**Task to complete:**
All entries are to be given again verbatim.

**Entries supplied:**
— start —

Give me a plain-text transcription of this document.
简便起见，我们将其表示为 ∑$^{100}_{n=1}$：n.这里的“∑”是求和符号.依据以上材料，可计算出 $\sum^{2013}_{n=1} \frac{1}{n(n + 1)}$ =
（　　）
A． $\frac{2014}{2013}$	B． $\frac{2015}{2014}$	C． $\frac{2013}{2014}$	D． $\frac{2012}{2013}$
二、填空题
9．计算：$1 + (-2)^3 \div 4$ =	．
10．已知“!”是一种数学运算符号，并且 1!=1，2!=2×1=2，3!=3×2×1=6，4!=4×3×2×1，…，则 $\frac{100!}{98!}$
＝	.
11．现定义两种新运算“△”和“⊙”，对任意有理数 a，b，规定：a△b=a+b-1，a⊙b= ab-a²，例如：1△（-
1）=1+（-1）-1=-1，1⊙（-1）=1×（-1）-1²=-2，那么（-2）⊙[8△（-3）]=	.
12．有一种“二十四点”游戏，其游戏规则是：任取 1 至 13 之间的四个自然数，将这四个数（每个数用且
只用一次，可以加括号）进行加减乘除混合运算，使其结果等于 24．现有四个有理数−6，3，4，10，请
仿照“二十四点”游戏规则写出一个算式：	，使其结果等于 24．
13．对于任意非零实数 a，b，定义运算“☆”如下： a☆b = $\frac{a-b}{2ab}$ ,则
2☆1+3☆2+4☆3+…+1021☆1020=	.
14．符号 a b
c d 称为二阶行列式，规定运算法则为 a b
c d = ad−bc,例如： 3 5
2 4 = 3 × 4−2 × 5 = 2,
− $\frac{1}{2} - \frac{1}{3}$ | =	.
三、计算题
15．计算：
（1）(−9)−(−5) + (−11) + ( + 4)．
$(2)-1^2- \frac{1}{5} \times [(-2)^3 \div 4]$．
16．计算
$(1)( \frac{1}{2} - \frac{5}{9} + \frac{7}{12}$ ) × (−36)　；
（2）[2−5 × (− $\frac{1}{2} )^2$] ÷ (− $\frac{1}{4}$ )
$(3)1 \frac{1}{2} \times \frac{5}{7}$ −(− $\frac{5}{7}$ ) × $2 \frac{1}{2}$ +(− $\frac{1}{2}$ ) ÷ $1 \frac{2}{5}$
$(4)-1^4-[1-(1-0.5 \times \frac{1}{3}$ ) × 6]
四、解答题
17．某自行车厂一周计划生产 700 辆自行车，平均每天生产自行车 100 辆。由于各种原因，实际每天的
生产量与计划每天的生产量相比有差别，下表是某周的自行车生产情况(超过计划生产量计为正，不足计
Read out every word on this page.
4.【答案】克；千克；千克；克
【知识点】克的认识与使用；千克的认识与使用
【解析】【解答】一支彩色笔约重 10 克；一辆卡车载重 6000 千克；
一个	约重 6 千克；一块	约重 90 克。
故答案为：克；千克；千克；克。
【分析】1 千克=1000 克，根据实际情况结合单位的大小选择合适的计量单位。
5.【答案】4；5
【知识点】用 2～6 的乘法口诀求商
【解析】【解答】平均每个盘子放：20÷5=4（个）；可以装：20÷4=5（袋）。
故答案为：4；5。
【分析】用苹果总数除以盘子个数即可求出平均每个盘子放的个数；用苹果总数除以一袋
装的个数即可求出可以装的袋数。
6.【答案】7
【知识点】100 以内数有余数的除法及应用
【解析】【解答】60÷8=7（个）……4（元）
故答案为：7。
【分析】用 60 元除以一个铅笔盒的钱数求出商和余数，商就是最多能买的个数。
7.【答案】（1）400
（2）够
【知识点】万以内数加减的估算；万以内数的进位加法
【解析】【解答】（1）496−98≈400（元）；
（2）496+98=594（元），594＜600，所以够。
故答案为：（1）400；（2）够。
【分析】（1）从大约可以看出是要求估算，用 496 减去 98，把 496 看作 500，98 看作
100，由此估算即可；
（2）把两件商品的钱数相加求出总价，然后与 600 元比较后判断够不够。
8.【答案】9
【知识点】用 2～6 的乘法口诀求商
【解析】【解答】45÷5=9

— end —

**Written response:**
Give me a plain-text transcription of this document.
简便起见，我们将其表示为 ∑$^{100}_{n=1}$：n.这里的“∑”是求和符号.依据以上材料，可计算出 $\sum^{2013}_{n=1} \frac{1}{n(n + 1)}$ =
（　　）
A． $\frac{2014}{2013}$	B． $\frac{2015}{2014}$	C． $\frac{2013}{2014}$	D． $\frac{2012}{2013}$
二、填空题
9．计算：$1 + (-2)^3 \div 4$ =	．
10．已知“!”是一种数学运算符号，并且 1!=1，2!=2×1=2，3!=3×2×1=6，4!=4×3×2×1，…，则 $\frac{100!}{98!}$
＝	.
11．现定义两种新运算“△”和“⊙”，对任意有理数 a，b，规定：a△b=a+b-1，a⊙b= ab-a²，例如：1△（-
1）=1+（-1）-1=-1，1⊙（-1）=1×（-1）-1²=-2，那么（-2）⊙[8△（-3）]=	.
12．有一种“二十四点”游戏，其游戏规则是：任取 1 至 13 之间的四个自然数，将这四个数（每个数用且
只用一次，可以加括号）进行加减乘除混合运算，使其结果等于 24．现有四个有理数−6，3，4，10，请
仿照“二十四点”游戏规则写出一个算式：	，使其结果等于 24．
13．对于任意非零实数 a，b，定义运算“☆”如下： a☆b = $\frac{a-b}{2ab}$ ,则
2☆1+3☆2+4☆3+…+1021☆1020=	.
14．符号 a b
c d 称为二阶行列式，规定运算法则为 a b
c d = ad−bc,例如： 3 5
2 4 = 3 × 4−2 × 5 = 2,
− $\frac{1}{2} - \frac{1}{3}$ | =	.
三、计算题
15．计算：
（1）(−9)−(−5) + (−11) + ( + 4)．
$(2)-1^2- \frac{1}{5} \times [(-2)^3 \div 4]$．
16．计算
$(1)( \frac{1}{2} - \frac{5}{9} + \frac{7}{12}$ ) × (−36)　；
（2）[2−5 × (− $\frac{1}{2} )^2$] ÷ (− $\frac{1}{4}$ )
$(3)1 \frac{1}{2} \times \frac{5}{7}$ −(− $\frac{5}{7}$ ) × $2 \frac{1}{2}$ +(− $\frac{1}{2}$ ) ÷ $1 \frac{2}{5}$
$(4)-1^4-[1-(1-0.5 \times \frac{1}{3}$ ) × 6]
四、解答题
17．某自行车厂一周计划生产 700 辆自行车，平均每天生产自行车 100 辆。由于各种原因，实际每天的
生产量与计划每天的生产量相比有差别，下表是某周的自行车生产情况(超过计划生产量计为正，不足计
Read out every word on this page.
4.【答案】克；千克；千克；克
【知识点】克的认识与使用；千克的认识与使用
【解析】【解答】一支彩色笔约重 10 克；一辆卡车载重 6000 千克；
一个	约重 6 千克；一块	约重 90 克。
故答案为：克；千克；千克；克。
【分析】1 千克=1000 克，根据实际情况结合单位的大小选择合适的计量单位。
5.【答案】4；5
【知识点】用 2～6 的乘法口诀求商
【解析】【解答】平均每个盘子放：20÷5=4（个）；可以装：20÷4=5（袋）。
故答案为：4；5。
【分析】用苹果总数除以盘子个数即可求出平均每个盘子放的个数；用苹果总数除以一袋
装的个数即可求出可以装的袋数。
6.【答案】7
【知识点】100 以内数有余数的除法及应用
【解析】【解答】60÷8=7（个）……4（元）
故答案为：7。
【分析】用 60 元除以一个铅笔盒的钱数求出商和余数，商就是最多能买的个数。
7.【答案】（1）400
（2）够
【知识点】万以内数加减的估算；万以内数的进位加法
【解析】【解答】（1）496−98≈400（元）；
（2）496+98=594（元），594＜600，所以够。
故答案为：（1）400；（2）够。
【分析】（1）从大约可以看出是要求估算，用 496 减去 98，把 496 看作 500，98 看作
100，由此估算即可；
（2）把两件商品的钱数相加求出总价，然后与 600 元比较后判断够不够。
8.【答案】9
【知识点】用 2～6 的乘法口诀求商
【解析】【解答】45÷5=9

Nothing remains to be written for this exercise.